───── Exercise inputs ─────

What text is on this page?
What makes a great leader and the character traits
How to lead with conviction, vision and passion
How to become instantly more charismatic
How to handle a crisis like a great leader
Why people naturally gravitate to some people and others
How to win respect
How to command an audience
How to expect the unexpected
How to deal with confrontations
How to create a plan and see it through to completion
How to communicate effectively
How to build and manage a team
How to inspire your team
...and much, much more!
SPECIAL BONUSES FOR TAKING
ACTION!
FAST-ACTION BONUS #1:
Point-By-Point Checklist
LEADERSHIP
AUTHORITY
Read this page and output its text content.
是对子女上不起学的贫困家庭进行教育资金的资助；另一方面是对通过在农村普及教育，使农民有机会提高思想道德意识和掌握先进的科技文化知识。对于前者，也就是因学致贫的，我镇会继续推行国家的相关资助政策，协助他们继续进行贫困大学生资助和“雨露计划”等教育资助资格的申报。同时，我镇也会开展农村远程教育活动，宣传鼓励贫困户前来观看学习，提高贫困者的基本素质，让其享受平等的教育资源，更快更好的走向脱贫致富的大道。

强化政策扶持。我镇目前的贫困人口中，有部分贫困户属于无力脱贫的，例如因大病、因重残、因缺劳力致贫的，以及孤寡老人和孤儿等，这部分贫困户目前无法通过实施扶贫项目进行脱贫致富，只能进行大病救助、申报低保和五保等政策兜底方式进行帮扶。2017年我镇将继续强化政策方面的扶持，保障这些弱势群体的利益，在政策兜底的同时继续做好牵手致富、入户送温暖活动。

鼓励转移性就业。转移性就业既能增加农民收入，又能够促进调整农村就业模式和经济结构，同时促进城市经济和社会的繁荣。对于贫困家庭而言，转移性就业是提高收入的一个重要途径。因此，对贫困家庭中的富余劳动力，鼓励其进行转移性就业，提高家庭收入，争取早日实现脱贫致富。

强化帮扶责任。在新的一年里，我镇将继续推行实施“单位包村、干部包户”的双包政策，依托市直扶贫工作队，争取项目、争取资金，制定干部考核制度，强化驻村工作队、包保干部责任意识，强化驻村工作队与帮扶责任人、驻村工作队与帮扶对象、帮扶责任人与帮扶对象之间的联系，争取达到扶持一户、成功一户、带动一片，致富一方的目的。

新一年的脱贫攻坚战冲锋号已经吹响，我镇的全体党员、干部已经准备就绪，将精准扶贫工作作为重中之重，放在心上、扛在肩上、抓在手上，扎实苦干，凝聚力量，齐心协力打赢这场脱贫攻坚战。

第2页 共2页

─────

:: Aim ::
Search the records for the word "this", then list every line that has it.

:: Written solution ::
What text is on this page?
Read this page and output its text content.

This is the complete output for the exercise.